Duplicate the part of the data that opens with the line containing "reimport-icon[interactable]: ▤ bbox=[1694, 4, 1730, 40]" and closes with the line containing "702, 1035, 723]", both ends included.
----
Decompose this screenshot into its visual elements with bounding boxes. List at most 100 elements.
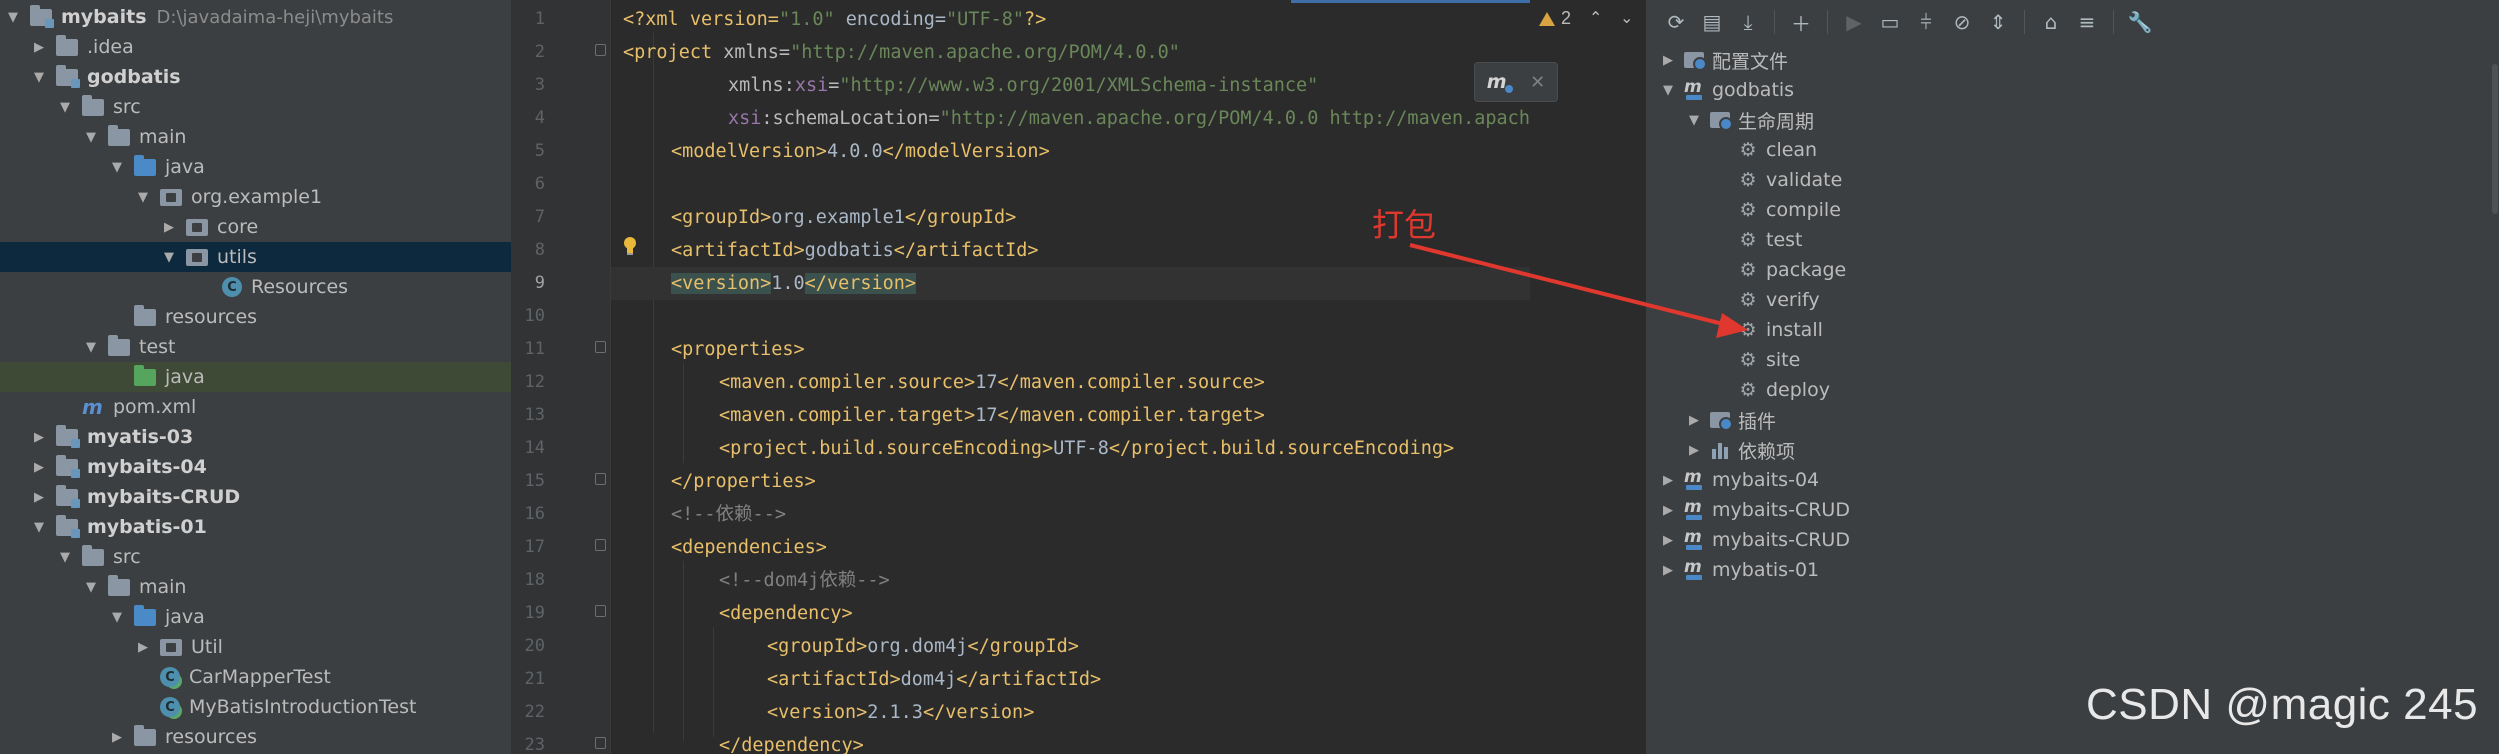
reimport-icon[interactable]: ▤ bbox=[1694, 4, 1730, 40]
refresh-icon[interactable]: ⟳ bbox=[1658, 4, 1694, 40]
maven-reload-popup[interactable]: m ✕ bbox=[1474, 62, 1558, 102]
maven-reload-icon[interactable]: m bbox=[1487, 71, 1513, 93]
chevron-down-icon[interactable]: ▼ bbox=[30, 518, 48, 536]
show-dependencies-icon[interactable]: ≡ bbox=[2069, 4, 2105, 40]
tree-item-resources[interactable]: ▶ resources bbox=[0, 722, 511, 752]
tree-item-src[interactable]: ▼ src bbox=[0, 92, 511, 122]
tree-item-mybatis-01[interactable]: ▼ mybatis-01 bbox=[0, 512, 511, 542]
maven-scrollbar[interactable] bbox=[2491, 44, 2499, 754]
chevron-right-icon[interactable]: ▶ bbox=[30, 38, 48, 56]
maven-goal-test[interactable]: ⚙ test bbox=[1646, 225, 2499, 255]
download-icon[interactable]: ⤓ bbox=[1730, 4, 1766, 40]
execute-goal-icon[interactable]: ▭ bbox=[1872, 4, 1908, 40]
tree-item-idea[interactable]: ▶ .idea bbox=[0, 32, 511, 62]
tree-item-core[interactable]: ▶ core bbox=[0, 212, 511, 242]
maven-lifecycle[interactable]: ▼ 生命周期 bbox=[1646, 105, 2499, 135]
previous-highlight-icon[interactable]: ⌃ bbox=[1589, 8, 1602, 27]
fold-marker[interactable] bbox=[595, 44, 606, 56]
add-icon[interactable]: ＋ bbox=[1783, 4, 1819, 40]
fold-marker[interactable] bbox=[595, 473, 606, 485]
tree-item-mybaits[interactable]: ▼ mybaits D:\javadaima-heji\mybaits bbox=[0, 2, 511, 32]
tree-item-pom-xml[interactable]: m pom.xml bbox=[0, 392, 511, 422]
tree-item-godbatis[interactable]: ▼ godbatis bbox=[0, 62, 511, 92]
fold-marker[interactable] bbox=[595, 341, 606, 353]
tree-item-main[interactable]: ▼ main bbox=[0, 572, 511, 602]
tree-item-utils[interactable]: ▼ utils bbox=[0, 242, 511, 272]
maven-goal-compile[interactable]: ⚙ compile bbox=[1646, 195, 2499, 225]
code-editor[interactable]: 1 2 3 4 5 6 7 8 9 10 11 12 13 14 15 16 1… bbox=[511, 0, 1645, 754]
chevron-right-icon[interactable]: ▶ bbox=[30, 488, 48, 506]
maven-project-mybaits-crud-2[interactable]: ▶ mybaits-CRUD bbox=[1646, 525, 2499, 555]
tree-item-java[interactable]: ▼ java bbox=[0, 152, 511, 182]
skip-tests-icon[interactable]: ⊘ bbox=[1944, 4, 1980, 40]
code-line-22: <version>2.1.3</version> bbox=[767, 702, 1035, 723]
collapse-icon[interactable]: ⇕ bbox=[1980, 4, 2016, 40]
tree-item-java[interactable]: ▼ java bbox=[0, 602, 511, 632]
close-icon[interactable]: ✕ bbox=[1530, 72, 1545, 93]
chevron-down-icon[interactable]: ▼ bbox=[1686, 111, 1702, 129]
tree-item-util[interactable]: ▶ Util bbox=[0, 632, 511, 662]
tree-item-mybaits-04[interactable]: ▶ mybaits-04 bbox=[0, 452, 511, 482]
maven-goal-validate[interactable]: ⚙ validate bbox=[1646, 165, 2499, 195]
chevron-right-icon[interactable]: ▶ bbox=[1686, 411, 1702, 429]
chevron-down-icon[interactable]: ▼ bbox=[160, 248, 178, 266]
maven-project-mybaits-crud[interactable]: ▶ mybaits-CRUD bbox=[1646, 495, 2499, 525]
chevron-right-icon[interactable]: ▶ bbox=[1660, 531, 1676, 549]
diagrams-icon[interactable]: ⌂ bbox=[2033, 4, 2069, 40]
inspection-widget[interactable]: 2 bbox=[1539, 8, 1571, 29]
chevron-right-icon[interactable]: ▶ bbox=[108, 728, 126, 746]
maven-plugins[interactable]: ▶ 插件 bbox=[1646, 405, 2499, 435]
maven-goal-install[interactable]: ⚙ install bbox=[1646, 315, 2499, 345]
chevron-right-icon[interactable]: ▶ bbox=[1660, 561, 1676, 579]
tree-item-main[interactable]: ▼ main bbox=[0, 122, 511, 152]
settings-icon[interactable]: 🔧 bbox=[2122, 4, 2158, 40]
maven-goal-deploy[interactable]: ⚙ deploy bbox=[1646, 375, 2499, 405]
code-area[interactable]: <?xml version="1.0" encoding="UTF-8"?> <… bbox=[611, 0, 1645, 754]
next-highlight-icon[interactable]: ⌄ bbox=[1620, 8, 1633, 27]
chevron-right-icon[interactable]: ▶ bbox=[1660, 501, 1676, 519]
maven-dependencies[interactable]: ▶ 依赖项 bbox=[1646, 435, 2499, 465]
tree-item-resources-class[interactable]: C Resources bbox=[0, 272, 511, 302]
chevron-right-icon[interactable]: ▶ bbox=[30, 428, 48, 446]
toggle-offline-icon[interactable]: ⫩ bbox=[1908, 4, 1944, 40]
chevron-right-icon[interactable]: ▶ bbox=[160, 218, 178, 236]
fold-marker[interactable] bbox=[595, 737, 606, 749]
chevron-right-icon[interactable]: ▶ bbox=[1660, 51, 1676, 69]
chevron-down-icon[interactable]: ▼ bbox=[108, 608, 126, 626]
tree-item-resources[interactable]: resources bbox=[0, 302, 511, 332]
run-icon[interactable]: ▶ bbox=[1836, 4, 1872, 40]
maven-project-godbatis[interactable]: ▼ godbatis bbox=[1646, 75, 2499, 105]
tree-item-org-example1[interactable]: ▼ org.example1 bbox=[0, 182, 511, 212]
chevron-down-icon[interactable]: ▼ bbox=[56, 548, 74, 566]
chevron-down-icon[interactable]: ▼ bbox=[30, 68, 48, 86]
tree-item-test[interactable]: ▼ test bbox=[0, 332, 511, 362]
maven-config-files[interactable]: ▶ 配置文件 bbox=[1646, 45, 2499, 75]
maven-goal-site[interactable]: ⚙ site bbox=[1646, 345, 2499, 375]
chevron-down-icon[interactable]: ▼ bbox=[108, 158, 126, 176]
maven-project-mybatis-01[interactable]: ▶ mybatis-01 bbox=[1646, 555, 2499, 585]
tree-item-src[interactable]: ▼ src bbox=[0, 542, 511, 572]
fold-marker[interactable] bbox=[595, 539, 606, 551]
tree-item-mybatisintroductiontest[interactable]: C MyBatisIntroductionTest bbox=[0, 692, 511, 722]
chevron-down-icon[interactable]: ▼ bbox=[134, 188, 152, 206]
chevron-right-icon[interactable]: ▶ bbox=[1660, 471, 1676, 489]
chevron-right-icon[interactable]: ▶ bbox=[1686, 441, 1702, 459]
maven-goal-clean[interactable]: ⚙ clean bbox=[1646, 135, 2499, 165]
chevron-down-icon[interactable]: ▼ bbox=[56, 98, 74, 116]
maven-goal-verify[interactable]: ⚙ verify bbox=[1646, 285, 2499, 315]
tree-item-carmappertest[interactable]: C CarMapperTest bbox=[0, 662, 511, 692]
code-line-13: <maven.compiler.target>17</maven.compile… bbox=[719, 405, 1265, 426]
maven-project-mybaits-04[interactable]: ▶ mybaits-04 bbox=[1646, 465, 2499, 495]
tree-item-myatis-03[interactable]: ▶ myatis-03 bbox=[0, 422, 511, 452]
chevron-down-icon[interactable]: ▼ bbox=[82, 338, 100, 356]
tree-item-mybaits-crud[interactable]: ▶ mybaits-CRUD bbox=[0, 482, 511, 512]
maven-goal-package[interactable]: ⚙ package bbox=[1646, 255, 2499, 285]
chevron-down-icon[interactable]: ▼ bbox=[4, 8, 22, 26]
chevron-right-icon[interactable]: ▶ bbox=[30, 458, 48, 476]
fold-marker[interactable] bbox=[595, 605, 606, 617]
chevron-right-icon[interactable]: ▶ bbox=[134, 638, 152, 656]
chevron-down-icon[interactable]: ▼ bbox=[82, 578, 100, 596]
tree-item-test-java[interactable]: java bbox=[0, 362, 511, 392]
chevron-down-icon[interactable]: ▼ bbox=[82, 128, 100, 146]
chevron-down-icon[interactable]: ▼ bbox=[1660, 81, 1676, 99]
----
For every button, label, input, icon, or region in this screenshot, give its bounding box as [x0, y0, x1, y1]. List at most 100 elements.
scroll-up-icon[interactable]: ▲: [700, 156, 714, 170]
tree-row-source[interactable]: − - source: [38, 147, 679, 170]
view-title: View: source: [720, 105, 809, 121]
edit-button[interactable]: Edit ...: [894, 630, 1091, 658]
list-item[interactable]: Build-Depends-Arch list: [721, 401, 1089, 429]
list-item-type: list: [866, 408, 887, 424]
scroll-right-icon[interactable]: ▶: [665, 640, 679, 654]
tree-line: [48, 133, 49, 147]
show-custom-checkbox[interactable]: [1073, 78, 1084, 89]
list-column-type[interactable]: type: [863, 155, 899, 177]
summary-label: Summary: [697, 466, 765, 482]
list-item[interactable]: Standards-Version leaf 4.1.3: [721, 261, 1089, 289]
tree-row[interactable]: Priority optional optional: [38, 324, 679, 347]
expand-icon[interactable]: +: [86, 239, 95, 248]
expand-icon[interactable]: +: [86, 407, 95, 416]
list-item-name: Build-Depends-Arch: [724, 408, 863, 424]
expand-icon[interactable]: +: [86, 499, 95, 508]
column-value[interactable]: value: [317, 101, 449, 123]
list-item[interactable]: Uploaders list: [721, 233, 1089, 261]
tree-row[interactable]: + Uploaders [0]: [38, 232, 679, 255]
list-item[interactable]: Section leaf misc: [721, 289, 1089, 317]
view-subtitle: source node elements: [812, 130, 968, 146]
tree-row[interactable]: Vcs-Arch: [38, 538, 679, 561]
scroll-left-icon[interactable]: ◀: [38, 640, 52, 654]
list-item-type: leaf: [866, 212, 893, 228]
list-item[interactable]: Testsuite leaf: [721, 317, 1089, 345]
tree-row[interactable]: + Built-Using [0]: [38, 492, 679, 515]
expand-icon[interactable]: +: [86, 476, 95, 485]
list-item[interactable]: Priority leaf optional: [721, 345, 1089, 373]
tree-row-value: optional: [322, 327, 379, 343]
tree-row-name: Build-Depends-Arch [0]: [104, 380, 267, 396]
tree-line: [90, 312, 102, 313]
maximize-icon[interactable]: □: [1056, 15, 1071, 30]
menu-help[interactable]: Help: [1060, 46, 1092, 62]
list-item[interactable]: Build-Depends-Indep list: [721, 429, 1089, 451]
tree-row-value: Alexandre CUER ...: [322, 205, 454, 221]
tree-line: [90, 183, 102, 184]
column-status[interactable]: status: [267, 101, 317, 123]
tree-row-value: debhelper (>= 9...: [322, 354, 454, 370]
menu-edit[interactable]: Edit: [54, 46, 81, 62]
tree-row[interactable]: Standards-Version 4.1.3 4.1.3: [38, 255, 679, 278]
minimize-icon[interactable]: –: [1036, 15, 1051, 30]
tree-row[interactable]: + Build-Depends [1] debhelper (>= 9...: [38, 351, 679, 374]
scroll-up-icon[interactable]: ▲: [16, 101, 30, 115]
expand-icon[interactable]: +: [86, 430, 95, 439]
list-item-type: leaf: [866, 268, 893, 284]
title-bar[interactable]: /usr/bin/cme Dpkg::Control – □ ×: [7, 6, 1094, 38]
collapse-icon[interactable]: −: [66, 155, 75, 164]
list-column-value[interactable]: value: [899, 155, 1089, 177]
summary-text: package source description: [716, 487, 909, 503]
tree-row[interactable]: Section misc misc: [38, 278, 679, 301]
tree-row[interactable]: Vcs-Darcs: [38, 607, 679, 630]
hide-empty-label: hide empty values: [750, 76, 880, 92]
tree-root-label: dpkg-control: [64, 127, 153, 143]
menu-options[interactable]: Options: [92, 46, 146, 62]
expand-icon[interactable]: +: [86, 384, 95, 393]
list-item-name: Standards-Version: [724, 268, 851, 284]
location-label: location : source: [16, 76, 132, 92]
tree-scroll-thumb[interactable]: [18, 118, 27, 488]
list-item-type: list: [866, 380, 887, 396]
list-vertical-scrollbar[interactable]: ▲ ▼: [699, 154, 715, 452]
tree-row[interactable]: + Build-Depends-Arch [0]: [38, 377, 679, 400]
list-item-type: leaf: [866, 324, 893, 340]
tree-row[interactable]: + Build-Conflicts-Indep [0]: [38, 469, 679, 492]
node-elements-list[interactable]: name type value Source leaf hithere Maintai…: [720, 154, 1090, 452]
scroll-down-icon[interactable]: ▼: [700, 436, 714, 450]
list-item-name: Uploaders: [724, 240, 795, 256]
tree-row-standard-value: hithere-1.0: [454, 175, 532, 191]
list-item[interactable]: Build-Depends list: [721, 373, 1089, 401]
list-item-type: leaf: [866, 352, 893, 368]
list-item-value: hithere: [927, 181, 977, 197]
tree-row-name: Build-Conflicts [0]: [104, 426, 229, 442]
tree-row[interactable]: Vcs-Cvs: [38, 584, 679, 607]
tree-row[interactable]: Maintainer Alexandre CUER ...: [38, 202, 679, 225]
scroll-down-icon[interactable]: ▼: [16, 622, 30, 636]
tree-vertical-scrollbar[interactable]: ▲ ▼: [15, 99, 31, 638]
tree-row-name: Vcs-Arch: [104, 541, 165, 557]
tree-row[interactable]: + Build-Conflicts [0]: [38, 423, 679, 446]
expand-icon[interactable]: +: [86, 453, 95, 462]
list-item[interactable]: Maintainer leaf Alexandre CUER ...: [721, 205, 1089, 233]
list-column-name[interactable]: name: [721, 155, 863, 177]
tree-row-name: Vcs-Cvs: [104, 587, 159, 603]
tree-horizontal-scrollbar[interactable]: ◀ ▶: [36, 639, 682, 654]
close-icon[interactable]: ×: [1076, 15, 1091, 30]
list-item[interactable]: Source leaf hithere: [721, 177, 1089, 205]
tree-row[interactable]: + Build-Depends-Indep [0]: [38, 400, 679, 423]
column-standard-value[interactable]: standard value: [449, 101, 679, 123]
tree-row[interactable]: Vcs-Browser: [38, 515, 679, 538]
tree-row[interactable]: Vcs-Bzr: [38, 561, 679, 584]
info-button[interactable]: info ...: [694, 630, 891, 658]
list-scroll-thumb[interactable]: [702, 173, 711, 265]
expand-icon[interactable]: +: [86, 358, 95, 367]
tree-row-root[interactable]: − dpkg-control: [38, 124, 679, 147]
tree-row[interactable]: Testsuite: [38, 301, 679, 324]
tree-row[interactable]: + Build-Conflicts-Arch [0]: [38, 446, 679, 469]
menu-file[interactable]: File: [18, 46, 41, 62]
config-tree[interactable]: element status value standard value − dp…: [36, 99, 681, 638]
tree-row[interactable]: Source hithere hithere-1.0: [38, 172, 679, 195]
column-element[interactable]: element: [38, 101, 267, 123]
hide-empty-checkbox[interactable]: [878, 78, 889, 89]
----
_CORRECT RESULT_:
reimport-icon[interactable]: ▤ bbox=[1694, 4, 1730, 40]
refresh-icon[interactable]: ⟳ bbox=[1658, 4, 1694, 40]
maven-reload-popup[interactable]: m ✕ bbox=[1474, 62, 1558, 102]
maven-reload-icon[interactable]: m bbox=[1487, 71, 1513, 93]
chevron-down-icon[interactable]: ▼ bbox=[30, 518, 48, 536]
show-dependencies-icon[interactable]: ≡ bbox=[2069, 4, 2105, 40]
tree-item-resources[interactable]: ▶ resources bbox=[0, 722, 511, 752]
tree-item-src[interactable]: ▼ src bbox=[0, 92, 511, 122]
tree-item-mybatis-01[interactable]: ▼ mybatis-01 bbox=[0, 512, 511, 542]
maven-scrollbar[interactable] bbox=[2491, 44, 2499, 754]
chevron-right-icon[interactable]: ▶ bbox=[30, 38, 48, 56]
maven-goal-test[interactable]: ⚙ test bbox=[1646, 225, 2499, 255]
download-icon[interactable]: ⤓ bbox=[1730, 4, 1766, 40]
execute-goal-icon[interactable]: ▭ bbox=[1872, 4, 1908, 40]
tree-item-idea[interactable]: ▶ .idea bbox=[0, 32, 511, 62]
tree-item-core[interactable]: ▶ core bbox=[0, 212, 511, 242]
maven-lifecycle[interactable]: ▼ 生命周期 bbox=[1646, 105, 2499, 135]
previous-highlight-icon[interactable]: ⌃ bbox=[1589, 8, 1602, 27]
fold-marker[interactable] bbox=[595, 44, 606, 56]
add-icon[interactable]: ＋ bbox=[1783, 4, 1819, 40]
fold-marker[interactable] bbox=[595, 473, 606, 485]
tree-item-mybaits[interactable]: ▼ mybaits D:\javadaima-heji\mybaits bbox=[0, 2, 511, 32]
tree-item-pom-xml[interactable]: m pom.xml bbox=[0, 392, 511, 422]
tree-item-godbatis[interactable]: ▼ godbatis bbox=[0, 62, 511, 92]
fold-marker[interactable] bbox=[595, 341, 606, 353]
tree-item-main[interactable]: ▼ main bbox=[0, 572, 511, 602]
tree-item-utils[interactable]: ▼ utils bbox=[0, 242, 511, 272]
maven-goal-compile[interactable]: ⚙ compile bbox=[1646, 195, 2499, 225]
code-editor[interactable]: 1 2 3 4 5 6 7 8 9 10 11 12 13 14 15 16 1… bbox=[511, 0, 1645, 754]
chevron-right-icon[interactable]: ▶ bbox=[30, 488, 48, 506]
maven-project-mybaits-crud-2[interactable]: ▶ mybaits-CRUD bbox=[1646, 525, 2499, 555]
tree-item-java[interactable]: ▼ java bbox=[0, 152, 511, 182]
skip-tests-icon[interactable]: ⊘ bbox=[1944, 4, 1980, 40]
code-line-22: <version>2.1.3</version> bbox=[767, 702, 1035, 723]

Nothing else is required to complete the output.